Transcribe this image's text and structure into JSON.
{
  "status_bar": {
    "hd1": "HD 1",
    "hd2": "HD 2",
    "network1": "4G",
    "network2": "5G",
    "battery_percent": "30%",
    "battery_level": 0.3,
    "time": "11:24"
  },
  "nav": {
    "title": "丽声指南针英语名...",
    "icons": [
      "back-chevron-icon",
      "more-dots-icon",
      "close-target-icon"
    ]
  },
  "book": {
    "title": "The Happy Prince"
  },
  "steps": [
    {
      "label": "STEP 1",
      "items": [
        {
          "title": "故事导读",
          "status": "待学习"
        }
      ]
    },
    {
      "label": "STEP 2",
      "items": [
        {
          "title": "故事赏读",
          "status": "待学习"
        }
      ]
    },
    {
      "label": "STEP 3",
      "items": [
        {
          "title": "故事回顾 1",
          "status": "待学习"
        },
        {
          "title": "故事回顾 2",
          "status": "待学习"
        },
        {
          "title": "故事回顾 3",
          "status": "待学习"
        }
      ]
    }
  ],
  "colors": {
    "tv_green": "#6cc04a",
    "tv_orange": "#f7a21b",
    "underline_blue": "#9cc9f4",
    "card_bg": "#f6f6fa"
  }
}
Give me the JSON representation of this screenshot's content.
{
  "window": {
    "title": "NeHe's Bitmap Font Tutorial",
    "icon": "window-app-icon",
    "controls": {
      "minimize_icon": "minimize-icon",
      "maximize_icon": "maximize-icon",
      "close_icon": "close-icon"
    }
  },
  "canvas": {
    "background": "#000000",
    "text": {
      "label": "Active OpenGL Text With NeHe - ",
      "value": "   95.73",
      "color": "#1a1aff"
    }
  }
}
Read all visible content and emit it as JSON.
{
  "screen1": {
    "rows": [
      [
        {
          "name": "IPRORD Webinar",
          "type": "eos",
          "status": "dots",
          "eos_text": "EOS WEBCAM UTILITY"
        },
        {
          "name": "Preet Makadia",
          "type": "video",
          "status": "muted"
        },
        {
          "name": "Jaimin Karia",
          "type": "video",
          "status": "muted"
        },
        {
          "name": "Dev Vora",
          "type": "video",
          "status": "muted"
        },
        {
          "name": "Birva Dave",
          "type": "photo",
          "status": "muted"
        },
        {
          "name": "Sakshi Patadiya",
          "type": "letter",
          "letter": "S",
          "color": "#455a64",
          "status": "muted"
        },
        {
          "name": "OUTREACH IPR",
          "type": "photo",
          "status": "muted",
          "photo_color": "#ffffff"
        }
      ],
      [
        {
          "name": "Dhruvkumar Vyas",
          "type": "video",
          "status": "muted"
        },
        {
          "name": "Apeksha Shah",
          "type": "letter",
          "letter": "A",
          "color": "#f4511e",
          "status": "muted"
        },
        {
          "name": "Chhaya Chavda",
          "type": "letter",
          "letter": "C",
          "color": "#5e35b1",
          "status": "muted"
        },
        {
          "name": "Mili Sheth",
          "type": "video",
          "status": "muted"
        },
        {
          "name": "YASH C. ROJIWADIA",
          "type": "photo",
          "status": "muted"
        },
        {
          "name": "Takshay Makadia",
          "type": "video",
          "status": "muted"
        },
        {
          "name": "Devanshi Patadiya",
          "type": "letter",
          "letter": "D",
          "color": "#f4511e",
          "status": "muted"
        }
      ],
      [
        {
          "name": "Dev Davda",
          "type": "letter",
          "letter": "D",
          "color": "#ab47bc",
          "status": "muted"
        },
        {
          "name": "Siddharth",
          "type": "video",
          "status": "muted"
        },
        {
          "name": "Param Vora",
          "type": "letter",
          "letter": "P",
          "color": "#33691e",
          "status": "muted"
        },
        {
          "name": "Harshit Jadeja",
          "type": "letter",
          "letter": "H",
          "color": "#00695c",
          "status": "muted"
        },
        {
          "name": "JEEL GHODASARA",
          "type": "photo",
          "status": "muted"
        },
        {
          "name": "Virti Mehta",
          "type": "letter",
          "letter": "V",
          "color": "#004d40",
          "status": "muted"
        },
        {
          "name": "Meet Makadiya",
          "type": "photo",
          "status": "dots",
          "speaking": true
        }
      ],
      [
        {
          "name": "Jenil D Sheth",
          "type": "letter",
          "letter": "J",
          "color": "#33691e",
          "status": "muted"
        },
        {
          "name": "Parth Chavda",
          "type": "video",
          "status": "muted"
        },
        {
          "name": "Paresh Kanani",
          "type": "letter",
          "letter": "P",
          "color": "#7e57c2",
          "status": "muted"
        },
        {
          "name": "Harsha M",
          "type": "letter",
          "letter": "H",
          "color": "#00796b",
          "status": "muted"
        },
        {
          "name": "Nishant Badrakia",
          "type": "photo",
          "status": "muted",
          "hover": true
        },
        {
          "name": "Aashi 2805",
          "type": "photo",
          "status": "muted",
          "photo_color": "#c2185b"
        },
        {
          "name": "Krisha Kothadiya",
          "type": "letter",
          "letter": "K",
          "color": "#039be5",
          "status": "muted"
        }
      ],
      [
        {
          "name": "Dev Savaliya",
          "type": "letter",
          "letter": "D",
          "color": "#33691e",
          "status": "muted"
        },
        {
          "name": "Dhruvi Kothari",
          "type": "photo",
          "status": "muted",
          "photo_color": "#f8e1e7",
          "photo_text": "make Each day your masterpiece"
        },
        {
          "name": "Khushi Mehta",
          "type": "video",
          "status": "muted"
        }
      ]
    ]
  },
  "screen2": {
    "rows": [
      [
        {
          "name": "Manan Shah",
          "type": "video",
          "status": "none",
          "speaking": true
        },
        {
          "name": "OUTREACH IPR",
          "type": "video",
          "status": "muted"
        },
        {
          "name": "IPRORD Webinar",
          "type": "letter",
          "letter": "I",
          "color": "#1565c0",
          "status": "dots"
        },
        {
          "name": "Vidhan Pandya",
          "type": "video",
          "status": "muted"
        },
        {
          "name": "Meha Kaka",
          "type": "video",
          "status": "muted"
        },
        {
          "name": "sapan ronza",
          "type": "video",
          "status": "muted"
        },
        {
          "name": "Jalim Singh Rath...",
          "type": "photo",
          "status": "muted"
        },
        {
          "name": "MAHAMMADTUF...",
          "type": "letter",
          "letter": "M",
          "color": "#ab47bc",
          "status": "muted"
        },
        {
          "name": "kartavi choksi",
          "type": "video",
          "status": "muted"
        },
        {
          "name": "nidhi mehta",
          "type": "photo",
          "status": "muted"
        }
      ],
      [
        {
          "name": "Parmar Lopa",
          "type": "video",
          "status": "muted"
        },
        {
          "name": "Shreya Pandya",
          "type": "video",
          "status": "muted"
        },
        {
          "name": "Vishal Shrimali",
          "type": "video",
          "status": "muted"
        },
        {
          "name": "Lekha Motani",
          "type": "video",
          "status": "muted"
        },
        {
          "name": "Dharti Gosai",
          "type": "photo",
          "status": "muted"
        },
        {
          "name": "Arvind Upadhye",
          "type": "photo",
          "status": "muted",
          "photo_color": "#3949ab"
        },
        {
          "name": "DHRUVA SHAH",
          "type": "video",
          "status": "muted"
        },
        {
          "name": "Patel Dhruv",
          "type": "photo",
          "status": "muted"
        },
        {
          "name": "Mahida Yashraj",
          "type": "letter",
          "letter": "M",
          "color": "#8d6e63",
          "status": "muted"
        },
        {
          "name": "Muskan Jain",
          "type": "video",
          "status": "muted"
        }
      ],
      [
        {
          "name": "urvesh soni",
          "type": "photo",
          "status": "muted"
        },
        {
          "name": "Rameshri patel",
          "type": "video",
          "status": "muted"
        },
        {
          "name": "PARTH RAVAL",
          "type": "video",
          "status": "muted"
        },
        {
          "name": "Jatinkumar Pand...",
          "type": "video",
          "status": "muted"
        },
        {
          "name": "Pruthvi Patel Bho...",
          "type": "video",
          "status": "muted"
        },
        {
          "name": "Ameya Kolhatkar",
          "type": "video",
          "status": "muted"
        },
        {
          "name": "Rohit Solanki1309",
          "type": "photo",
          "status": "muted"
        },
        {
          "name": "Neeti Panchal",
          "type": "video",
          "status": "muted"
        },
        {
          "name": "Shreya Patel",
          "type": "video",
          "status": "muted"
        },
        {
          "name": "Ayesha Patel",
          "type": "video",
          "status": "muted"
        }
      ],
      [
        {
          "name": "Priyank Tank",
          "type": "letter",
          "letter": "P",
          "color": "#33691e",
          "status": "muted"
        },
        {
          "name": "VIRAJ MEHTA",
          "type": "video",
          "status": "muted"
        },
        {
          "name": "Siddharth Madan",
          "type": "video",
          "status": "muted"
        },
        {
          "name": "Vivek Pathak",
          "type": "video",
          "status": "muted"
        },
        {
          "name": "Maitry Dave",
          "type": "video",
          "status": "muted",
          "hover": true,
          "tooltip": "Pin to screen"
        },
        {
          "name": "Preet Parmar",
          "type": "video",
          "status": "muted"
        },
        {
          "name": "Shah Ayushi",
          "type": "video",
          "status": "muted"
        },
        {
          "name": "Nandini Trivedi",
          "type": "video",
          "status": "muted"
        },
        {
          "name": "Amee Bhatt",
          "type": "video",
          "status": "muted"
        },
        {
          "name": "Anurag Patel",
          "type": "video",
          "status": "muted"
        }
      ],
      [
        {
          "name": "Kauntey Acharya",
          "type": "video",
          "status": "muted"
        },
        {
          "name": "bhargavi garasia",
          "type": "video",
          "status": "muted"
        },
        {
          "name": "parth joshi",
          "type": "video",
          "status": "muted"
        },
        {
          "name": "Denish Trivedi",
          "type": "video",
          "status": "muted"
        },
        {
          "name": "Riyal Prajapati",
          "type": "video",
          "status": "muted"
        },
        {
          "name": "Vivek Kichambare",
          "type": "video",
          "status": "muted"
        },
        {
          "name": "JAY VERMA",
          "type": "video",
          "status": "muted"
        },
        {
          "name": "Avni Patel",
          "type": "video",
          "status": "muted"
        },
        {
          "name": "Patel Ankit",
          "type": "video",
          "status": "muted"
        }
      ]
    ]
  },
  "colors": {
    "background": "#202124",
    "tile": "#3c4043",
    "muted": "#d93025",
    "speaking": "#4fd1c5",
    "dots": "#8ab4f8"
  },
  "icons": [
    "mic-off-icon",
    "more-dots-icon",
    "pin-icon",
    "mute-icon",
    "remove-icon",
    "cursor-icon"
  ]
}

* [EXERCISE BRIEF]:
From the data above, show each line that contains "dots".

* [FINAL RESULT]:
      "more-dots-icon",
          "status": "dots",
          "status": "dots",
          "status": "dots"
    "dots": "#8ab4f8"
    "more-dots-icon",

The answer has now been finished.